[Extracted data entries]

## begin

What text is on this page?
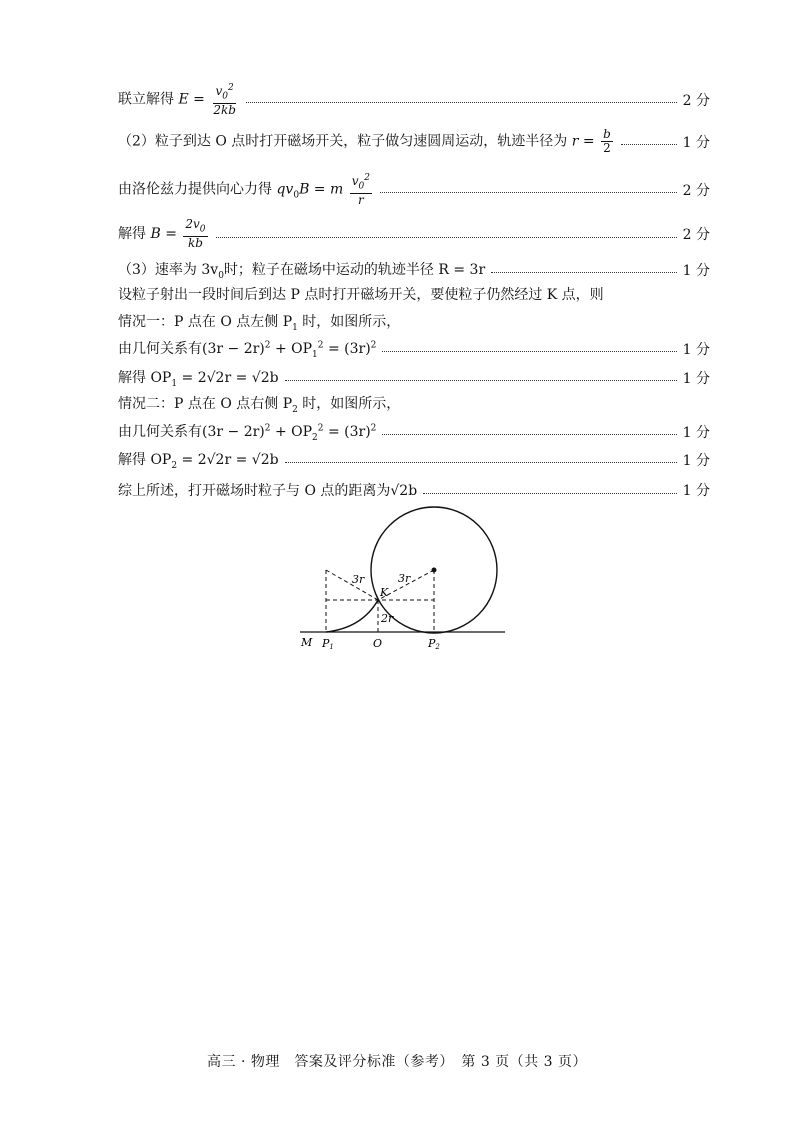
联立解得 $E = \frac{v_0^2}{2kb}$	2 分
（2）粒子到达 O 点时打开磁场开关，粒子做匀速圆周运动，轨迹半径为 $r = \frac{b}{2}$	1 分
由洛伦兹力提供向心力得 $qv_0B = m \frac{v_0^2}{r}$	2 分
解得 $B = \frac{2v_0}{kb}$	2 分
（3）速率为 $3v_0$时；粒子在磁场中运动的轨迹半径 R = 3r	1 分
设粒子射出一段时间后到达 P 点时打开磁场开关，要使粒子仍然经过 K 点，则
情况一：P 点在 O 点左侧 $P_1$ 时，如图所示，
由几何关系有$(3r - 2r)^2 + OP_1^2 = (3r)^2$	1 分
解得 $OP_1 = 2√2r = √2b$	1 分
情况二：P 点在 O 点右侧 $P_2$ 时，如图所示，
由几何关系有$(3r - 2r)^2 + OP_2^2 = (3r)^2$	1 分
解得 $OP_2 = 2√2r = √2b$	1 分
综上所述，打开磁场时粒子与 O 点的距离为√2b	1 分
M P1	O	P2
K
3r	3r
2r
高三 · 物理　答案及评分标准（参考）　第 3 页（共 3 页）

## end

[EXERCISE AIM] Do not include the images; transcribe the rest of the listing exactly.

[RESULT BELOW]
What text is on this page?
联立解得 $E = \frac{v_0^2}{2kb}$	2 分
（2）粒子到达 O 点时打开磁场开关，粒子做匀速圆周运动，轨迹半径为 $r = \frac{b}{2}$	1 分
由洛伦兹力提供向心力得 $qv_0B = m \frac{v_0^2}{r}$	2 分
解得 $B = \frac{2v_0}{kb}$	2 分
（3）速率为 $3v_0$时；粒子在磁场中运动的轨迹半径 R = 3r	1 分
设粒子射出一段时间后到达 P 点时打开磁场开关，要使粒子仍然经过 K 点，则
情况一：P 点在 O 点左侧 $P_1$ 时，如图所示，
由几何关系有$(3r - 2r)^2 + OP_1^2 = (3r)^2$	1 分
解得 $OP_1 = 2√2r = √2b$	1 分
情况二：P 点在 O 点右侧 $P_2$ 时，如图所示，
由几何关系有$(3r - 2r)^2 + OP_2^2 = (3r)^2$	1 分
解得 $OP_2 = 2√2r = √2b$	1 分
综上所述，打开磁场时粒子与 O 点的距离为√2b	1 分
M P1	O	P2
K
3r	3r
2r
高三 · 物理　答案及评分标准（参考）　第 3 页（共 3 页）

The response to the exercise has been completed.